§ WRITTEN PROBLEM: Check each line of the records for "名师详解"; collect those that have it.

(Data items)
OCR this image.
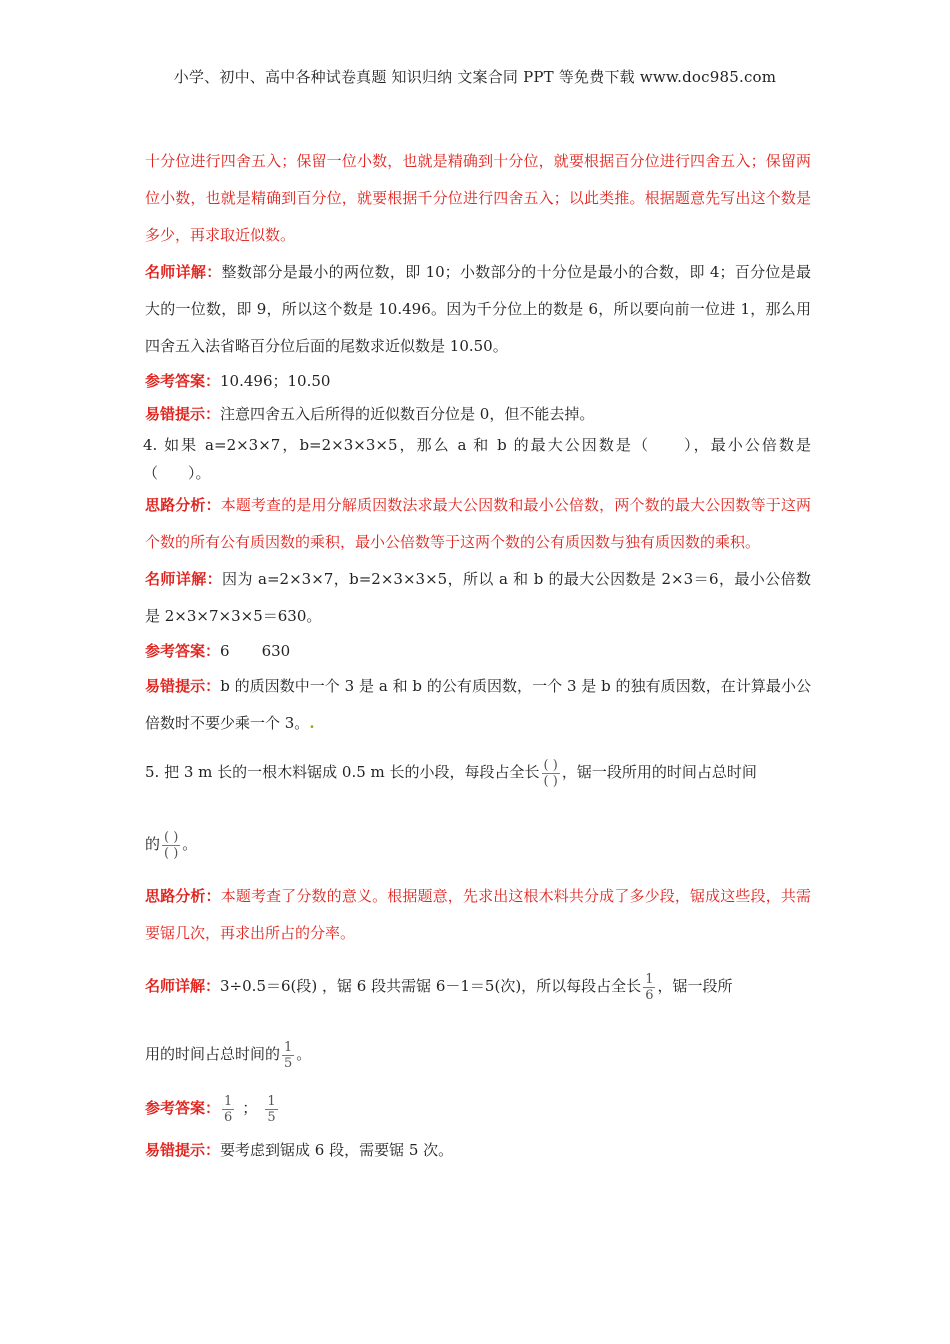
小学、初中、高中各种试卷真题 知识归纳 文案合同 PPT 等免费下载 www.doc985.com

十分位进行四舍五入；保留一位小数，也就是精确到十分位，就要根据百分位进行四舍五入；保留两位小数，也就是精确到百分位，就要根据千分位进行四舍五入；以此类推。根据题意先写出这个数是多少，再求取近似数。

名师详解：整数部分是最小的两位数，即 10；小数部分的十分位是最小的合数，即 4；百分位是最大的一位数，即 9，所以这个数是 10.496。因为千分位上的数是 6，所以要向前一位进 1，那么用四舍五入法省略百分位后面的尾数求近似数是 10.50。

参考答案：10.496；10.50

易错提示：注意四舍五入后所得的近似数百分位是 0，但不能去掉。

4. 如果 a=2×3×7，b=2×3×3×5，那么 a 和 b 的最大公因数是（　　），最小公倍数是（　　）。

思路分析：本题考查的是用分解质因数法求最大公因数和最小公倍数，两个数的最大公因数等于这两个数的所有公有质因数的乘积，最小公倍数等于这两个数的公有质因数与独有质因数的乘积。

名师详解：因为 a=2×3×7，b=2×3×3×5，所以 a 和 b 的最大公因数是 2×3＝6，最小公倍数是 2×3×7×3×5＝630。

参考答案：6 630

易错提示：b 的质因数中一个 3 是 a 和 b 的公有质因数，一个 3 是 b 的独有质因数，在计算最小公倍数时不要少乘一个 3。.

5. 把 3 m 长的一根木料锯成 0.5 m 长的小段，每段占全长 $\frac{( )}{( )}$ ，锯一段所用的时间占总时间

的 $\frac{( )}{( )}$ 。

思路分析：本题考查了分数的意义。根据题意，先求出这根木料共分成了多少段，锯成这些段，共需要锯几次，再求出所占的分率。

名师详解：3÷0.5＝6(段) ，锯 6 段共需锯 6－1＝5(次)，所以每段占全长 $\frac{1}{6}$ ，锯一段所

用的时间占总时间的 $\frac{1}{5}$ 。

参考答案： $\frac{1}{6}$ ； $\frac{1}{5}$

易错提示：要考虑到锯成 6 段，需要锯 5 次。
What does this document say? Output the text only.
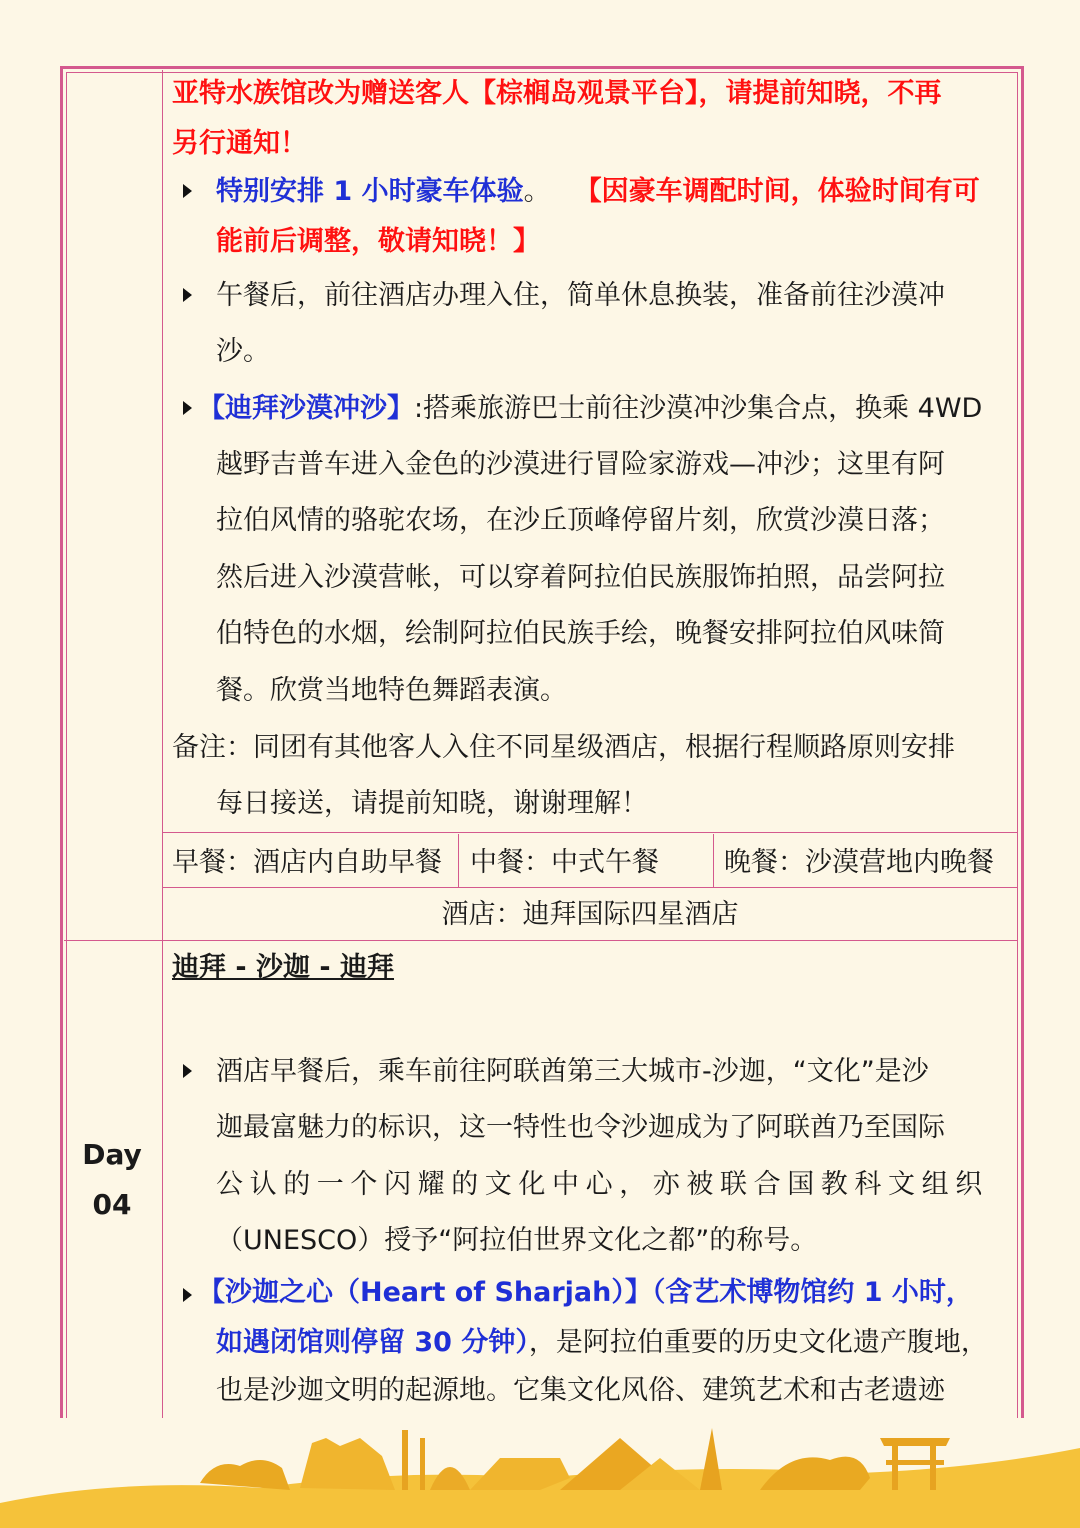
亚特水族馆改为赠送客人【棕榈岛观景平台】，请提前知晓，不再
另行通知！
特别安排 1 小时豪车体验。 【因豪车调配时间，体验时间有可
能前后调整，敬请知晓！】
午餐后，前往酒店办理入住，简单休息换装，准备前往沙漠冲
沙。
【迪拜沙漠冲沙】:搭乘旅游巴士前往沙漠冲沙集合点，换乘 4WD
越野吉普车进入金色的沙漠进行冒险家游戏—冲沙；这里有阿
拉伯风情的骆驼农场，在沙丘顶峰停留片刻，欣赏沙漠日落；
然后进入沙漠营帐，可以穿着阿拉伯民族服饰拍照，品尝阿拉
伯特色的水烟，绘制阿拉伯民族手绘，晚餐安排阿拉伯风味简
餐。欣赏当地特色舞蹈表演。
备注：同团有其他客人入住不同星级酒店，根据行程顺路原则安排
每日接送，请提前知晓，谢谢理解！
早餐：酒店内自助早餐 中餐：中式午餐 晚餐：沙漠营地内晚餐
酒店：迪拜国际四星酒店
Day
04
迪拜 - 沙迦 - 迪拜
酒店早餐后，乘车前往阿联酋第三大城市-沙迦，“文化”是沙
迦最富魅力的标识，这一特性也令沙迦成为了阿联酋乃至国际
公认的一个闪耀的文化中心，亦被联合国教科文组织
（UNESCO）授予“阿拉伯世界文化之都”的称号。
【沙迦之心（Heart of Sharjah）】（含艺术博物馆约 1 小时，
如遇闭馆则停留 30 分钟），是阿拉伯重要的历史文化遗产腹地，
也是沙迦文明的起源地。它集文化风俗、建筑艺术和古老遗迹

§ RESPONSE TO THIS TASK:
名师详解：整数部分是最小的两位数，即 10；小数部分的十分位是最小的合数，即 4；百分位是最大的一位数，即 9，所以这个数是 10.496。因为千分位上的数是 6，所以要向前一位进 1，那么用四舍五入法省略百分位后面的尾数求近似数是 10.50。
名师详解：因为 a=2×3×7，b=2×3×3×5，所以 a 和 b 的最大公因数是 2×3＝6，最小公倍数是 2×3×7×3×5＝630。
名师详解：3÷0.5＝6(段) ，锯 6 段共需锯 6－1＝5(次)，所以每段占全长 $\frac{1}{6}$ ，锯一段所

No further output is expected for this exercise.